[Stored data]

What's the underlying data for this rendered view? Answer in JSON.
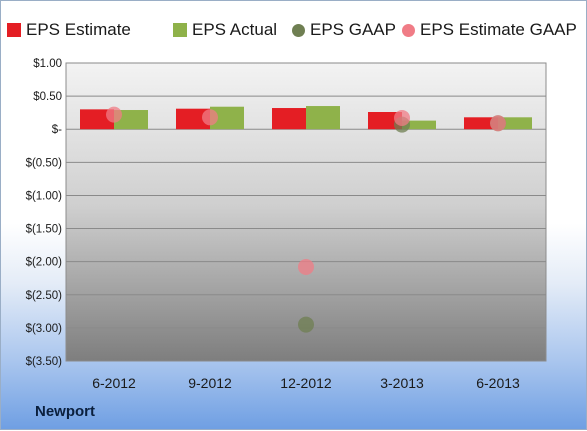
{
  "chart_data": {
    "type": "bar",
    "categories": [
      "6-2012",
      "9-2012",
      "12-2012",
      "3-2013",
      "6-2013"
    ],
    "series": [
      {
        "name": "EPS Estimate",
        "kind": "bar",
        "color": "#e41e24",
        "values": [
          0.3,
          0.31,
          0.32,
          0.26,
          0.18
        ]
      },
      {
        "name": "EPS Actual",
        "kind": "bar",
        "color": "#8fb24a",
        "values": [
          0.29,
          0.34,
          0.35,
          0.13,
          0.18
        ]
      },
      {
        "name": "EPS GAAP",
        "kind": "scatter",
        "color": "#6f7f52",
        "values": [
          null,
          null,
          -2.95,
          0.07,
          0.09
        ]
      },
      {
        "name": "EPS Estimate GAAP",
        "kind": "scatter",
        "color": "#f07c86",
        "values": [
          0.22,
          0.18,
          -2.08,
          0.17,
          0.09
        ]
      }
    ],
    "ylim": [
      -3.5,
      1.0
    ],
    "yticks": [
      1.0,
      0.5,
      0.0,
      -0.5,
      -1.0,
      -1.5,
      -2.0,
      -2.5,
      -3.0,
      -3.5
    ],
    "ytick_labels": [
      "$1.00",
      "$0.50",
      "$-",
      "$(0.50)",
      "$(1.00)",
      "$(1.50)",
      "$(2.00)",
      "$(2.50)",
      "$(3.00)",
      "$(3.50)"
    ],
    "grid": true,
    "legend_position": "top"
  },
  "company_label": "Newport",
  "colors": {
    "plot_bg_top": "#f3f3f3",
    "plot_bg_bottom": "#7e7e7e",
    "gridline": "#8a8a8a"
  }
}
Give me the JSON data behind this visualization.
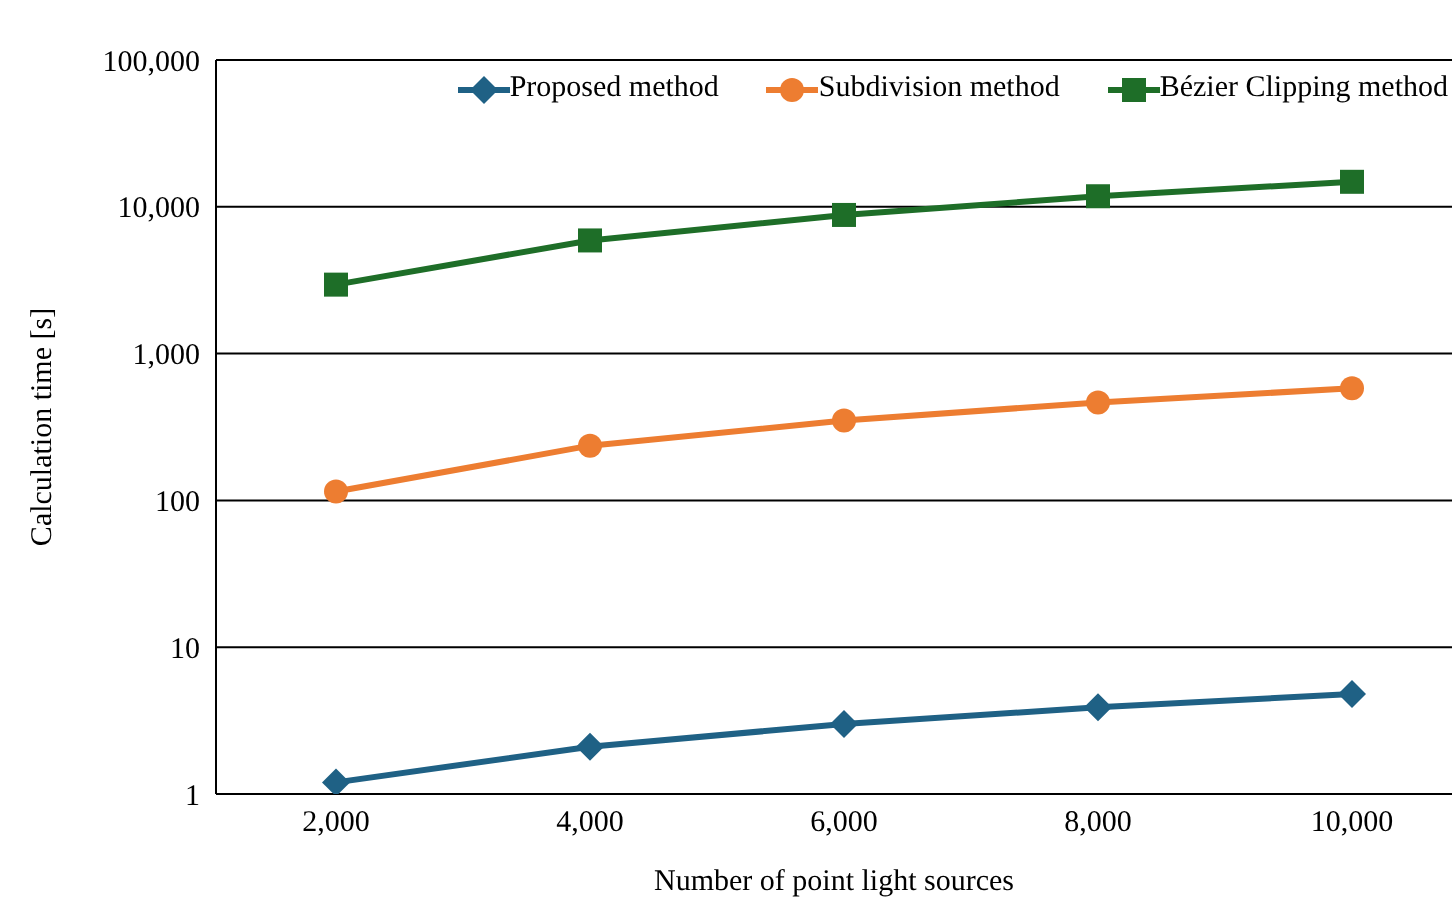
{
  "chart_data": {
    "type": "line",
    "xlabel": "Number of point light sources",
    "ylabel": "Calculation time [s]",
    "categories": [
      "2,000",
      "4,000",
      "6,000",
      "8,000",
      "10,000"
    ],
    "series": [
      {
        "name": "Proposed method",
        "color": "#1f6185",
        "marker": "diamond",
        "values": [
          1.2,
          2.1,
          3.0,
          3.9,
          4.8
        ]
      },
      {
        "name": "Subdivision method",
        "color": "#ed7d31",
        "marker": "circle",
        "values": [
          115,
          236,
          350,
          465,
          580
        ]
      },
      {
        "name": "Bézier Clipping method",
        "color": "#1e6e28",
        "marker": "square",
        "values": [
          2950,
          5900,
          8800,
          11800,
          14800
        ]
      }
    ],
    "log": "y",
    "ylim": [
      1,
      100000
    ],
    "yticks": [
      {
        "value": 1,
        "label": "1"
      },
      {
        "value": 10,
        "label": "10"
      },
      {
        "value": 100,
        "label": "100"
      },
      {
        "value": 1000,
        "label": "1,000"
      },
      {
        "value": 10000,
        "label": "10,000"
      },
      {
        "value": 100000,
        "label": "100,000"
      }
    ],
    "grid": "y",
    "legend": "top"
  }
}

** Objective **
Search the lines above for the string "Estimate" and copy each line that has it.

** Solution below **
        "name": "EPS Estimate",
        "name": "EPS Estimate GAAP",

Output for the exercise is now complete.